Aim: Go through the listing and copy every line word for word.

━━ Records supplied ━━

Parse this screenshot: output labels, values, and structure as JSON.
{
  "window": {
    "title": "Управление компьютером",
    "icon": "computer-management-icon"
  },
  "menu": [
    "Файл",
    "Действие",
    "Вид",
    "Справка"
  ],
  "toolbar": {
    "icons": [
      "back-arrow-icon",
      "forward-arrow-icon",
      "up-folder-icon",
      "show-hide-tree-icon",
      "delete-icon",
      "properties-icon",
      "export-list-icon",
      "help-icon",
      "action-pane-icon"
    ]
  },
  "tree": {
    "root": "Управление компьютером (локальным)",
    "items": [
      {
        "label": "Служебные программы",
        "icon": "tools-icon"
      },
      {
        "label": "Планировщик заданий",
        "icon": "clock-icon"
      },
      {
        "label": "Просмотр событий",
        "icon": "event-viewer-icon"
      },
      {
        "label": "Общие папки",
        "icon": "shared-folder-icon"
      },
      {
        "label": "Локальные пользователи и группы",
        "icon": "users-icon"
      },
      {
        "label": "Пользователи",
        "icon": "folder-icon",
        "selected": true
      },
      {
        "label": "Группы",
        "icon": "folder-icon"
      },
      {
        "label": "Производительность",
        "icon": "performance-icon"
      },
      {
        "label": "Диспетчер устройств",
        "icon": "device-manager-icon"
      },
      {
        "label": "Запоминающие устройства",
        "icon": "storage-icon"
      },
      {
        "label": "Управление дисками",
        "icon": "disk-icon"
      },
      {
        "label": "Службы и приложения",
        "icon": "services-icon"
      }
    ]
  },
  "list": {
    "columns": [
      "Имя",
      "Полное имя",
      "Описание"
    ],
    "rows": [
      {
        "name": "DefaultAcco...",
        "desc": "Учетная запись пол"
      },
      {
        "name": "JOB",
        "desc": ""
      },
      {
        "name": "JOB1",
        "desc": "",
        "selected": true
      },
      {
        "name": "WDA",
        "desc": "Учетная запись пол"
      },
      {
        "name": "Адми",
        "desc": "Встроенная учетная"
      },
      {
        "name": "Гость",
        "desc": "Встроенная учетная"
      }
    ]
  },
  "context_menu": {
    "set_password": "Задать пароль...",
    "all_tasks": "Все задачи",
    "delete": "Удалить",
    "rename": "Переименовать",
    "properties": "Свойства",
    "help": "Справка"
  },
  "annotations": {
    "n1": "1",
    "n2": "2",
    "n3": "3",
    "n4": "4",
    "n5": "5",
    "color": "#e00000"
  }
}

━━━

Response:
Parse this screenshot: output labels, values, and structure as JSON.
{
  "window": {
    "title": "Управление компьютером",
    "icon": "computer-management-icon"
  },
  "menu": [
    "Файл",
    "Действие",
    "Вид",
    "Справка"
  ],
  "toolbar": {
    "icons": [
      "back-arrow-icon",
      "forward-arrow-icon",
      "up-folder-icon",
      "show-hide-tree-icon",
      "delete-icon",
      "properties-icon",
      "export-list-icon",
      "help-icon",
      "action-pane-icon"
    ]
  },
  "tree": {
    "root": "Управление компьютером (локальным)",
    "items": [
      {
        "label": "Служебные программы",
        "icon": "tools-icon"
      },
      {
        "label": "Планировщик заданий",
        "icon": "clock-icon"
      },
      {
        "label": "Просмотр событий",
        "icon": "event-viewer-icon"
      },
      {
        "label": "Общие папки",
        "icon": "shared-folder-icon"
      },
      {
        "label": "Локальные пользователи и группы",
        "icon": "users-icon"
      },
      {
        "label": "Пользователи",
        "icon": "folder-icon",
        "selected": true
      },
      {
        "label": "Группы",
        "icon": "folder-icon"
      },
      {
        "label": "Производительность",
        "icon": "performance-icon"
      },
      {
        "label": "Диспетчер устройств",
        "icon": "device-manager-icon"
      },
      {
        "label": "Запоминающие устройства",
        "icon": "storage-icon"
      },
      {
        "label": "Управление дисками",
        "icon": "disk-icon"
      },
      {
        "label": "Службы и приложения",
        "icon": "services-icon"
      }
    ]
  },
  "list": {
    "columns": [
      "Имя",
      "Полное имя",
      "Описание"
    ],
    "rows": [
      {
        "name": "DefaultAcco...",
        "desc": "Учетная запись пол"
      },
      {
        "name": "JOB",
        "desc": ""
      },
      {
        "name": "JOB1",
        "desc": "",
        "selected": true
      },
      {
        "name": "WDA",
        "desc": "Учетная запись пол"
      },
      {
        "name": "Адми",
        "desc": "Встроенная учетная"
      },
      {
        "name": "Гость",
        "desc": "Встроенная учетная"
      }
    ]
  },
  "context_menu": {
    "set_password": "Задать пароль...",
    "all_tasks": "Все задачи",
    "delete": "Удалить",
    "rename": "Переименовать",
    "properties": "Свойства",
    "help": "Справка"
  },
  "annotations": {
    "n1": "1",
    "n2": "2",
    "n3": "3",
    "n4": "4",
    "n5": "5",
    "color": "#e00000"
  }
}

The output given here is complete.